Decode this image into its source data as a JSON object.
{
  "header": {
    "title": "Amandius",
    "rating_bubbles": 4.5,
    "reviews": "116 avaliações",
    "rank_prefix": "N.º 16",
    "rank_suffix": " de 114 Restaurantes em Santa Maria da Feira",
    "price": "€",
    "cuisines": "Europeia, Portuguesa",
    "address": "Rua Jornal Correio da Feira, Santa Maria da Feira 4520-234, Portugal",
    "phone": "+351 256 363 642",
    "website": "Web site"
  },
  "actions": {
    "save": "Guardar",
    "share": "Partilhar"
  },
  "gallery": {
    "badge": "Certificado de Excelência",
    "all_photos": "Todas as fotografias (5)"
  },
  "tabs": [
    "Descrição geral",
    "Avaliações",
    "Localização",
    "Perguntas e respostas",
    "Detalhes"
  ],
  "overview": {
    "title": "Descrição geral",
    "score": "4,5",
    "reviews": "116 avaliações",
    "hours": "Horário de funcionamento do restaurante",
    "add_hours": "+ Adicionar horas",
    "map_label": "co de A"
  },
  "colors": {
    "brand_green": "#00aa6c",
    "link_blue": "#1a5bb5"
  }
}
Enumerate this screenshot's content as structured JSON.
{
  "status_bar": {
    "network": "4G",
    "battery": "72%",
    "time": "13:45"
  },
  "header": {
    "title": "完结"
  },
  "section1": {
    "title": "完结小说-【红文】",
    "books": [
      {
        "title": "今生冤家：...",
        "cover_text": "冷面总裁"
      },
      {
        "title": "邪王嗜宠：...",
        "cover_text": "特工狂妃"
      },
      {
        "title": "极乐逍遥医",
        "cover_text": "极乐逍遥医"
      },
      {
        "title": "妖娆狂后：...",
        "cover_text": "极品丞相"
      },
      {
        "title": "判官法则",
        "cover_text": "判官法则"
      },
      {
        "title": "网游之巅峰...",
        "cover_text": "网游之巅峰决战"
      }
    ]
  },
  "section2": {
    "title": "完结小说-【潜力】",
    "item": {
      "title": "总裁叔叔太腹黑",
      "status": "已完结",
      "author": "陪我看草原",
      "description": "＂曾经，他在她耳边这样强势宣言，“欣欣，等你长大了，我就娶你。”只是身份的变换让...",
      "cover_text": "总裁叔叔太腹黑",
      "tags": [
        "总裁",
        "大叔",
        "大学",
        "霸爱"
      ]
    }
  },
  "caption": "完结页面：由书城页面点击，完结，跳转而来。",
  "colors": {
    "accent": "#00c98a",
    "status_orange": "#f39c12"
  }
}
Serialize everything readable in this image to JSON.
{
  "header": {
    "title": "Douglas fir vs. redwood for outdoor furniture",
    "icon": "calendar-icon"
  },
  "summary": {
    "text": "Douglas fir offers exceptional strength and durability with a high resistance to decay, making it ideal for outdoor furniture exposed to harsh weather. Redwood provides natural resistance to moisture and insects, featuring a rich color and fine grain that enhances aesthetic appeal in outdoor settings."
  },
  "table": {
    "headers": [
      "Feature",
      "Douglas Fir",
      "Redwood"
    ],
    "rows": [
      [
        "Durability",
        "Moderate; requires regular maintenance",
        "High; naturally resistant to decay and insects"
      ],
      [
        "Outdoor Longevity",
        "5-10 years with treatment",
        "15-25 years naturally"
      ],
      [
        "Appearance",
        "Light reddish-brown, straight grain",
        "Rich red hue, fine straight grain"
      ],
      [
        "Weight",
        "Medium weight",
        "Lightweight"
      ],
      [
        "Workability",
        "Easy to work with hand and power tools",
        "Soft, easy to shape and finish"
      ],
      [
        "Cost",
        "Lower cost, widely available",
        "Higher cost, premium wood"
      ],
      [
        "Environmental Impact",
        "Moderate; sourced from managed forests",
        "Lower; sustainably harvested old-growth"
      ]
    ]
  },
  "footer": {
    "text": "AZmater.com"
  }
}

> [To do]: Copy out all of the records shown above exactly.

> [Completed exercise]:
Decode this image into its source data as a JSON object.
{
  "header": {
    "title": "Amandius",
    "rating_bubbles": 4.5,
    "reviews": "116 avaliações",
    "rank_prefix": "N.º 16",
    "rank_suffix": " de 114 Restaurantes em Santa Maria da Feira",
    "price": "€",
    "cuisines": "Europeia, Portuguesa",
    "address": "Rua Jornal Correio da Feira, Santa Maria da Feira 4520-234, Portugal",
    "phone": "+351 256 363 642",
    "website": "Web site"
  },
  "actions": {
    "save": "Guardar",
    "share": "Partilhar"
  },
  "gallery": {
    "badge": "Certificado de Excelência",
    "all_photos": "Todas as fotografias (5)"
  },
  "tabs": [
    "Descrição geral",
    "Avaliações",
    "Localização",
    "Perguntas e respostas",
    "Detalhes"
  ],
  "overview": {
    "title": "Descrição geral",
    "score": "4,5",
    "reviews": "116 avaliações",
    "hours": "Horário de funcionamento do restaurante",
    "add_hours": "+ Adicionar horas",
    "map_label": "co de A"
  },
  "colors": {
    "brand_green": "#00aa6c",
    "link_blue": "#1a5bb5"
  }
}
Enumerate this screenshot's content as structured JSON.
{
  "status_bar": {
    "network": "4G",
    "battery": "72%",
    "time": "13:45"
  },
  "header": {
    "title": "完结"
  },
  "section1": {
    "title": "完结小说-【红文】",
    "books": [
      {
        "title": "今生冤家：...",
        "cover_text": "冷面总裁"
      },
      {
        "title": "邪王嗜宠：...",
        "cover_text": "特工狂妃"
      },
      {
        "title": "极乐逍遥医",
        "cover_text": "极乐逍遥医"
      },
      {
        "title": "妖娆狂后：...",
        "cover_text": "极品丞相"
      },
      {
        "title": "判官法则",
        "cover_text": "判官法则"
      },
      {
        "title": "网游之巅峰...",
        "cover_text": "网游之巅峰决战"
      }
    ]
  },
  "section2": {
    "title": "完结小说-【潜力】",
    "item": {
      "title": "总裁叔叔太腹黑",
      "status": "已完结",
      "author": "陪我看草原",
      "description": "＂曾经，他在她耳边这样强势宣言，“欣欣，等你长大了，我就娶你。”只是身份的变换让...",
      "cover_text": "总裁叔叔太腹黑",
      "tags": [
        "总裁",
        "大叔",
        "大学",
        "霸爱"
      ]
    }
  },
  "caption": "完结页面：由书城页面点击，完结，跳转而来。",
  "colors": {
    "accent": "#00c98a",
    "status_orange": "#f39c12"
  }
}
Serialize everything readable in this image to JSON.
{
  "header": {
    "title": "Douglas fir vs. redwood for outdoor furniture",
    "icon": "calendar-icon"
  },
  "summary": {
    "text": "Douglas fir offers exceptional strength and durability with a high resistance to decay, making it ideal for outdoor furniture exposed to harsh weather. Redwood provides natural resistance to moisture and insects, featuring a rich color and fine grain that enhances aesthetic appeal in outdoor settings."
  },
  "table": {
    "headers": [
      "Feature",
      "Douglas Fir",
      "Redwood"
    ],
    "rows": [
      [
        "Durability",
        "Moderate; requires regular maintenance",
        "High; naturally resistant to decay and insects"
      ],
      [
        "Outdoor Longevity",
        "5-10 years with treatment",
        "15-25 years naturally"
      ],
      [
        "Appearance",
        "Light reddish-brown, straight grain",
        "Rich red hue, fine straight grain"
      ],
      [
        "Weight",
        "Medium weight",
        "Lightweight"
      ],
      [
        "Workability",
        "Easy to work with hand and power tools",
        "Soft, easy to shape and finish"
      ],
      [
        "Cost",
        "Lower cost, widely available",
        "Higher cost, premium wood"
      ],
      [
        "Environmental Impact",
        "Moderate; sourced from managed forests",
        "Lower; sustainably harvested old-growth"
      ]
    ]
  },
  "footer": {
    "text": "AZmater.com"
  }
}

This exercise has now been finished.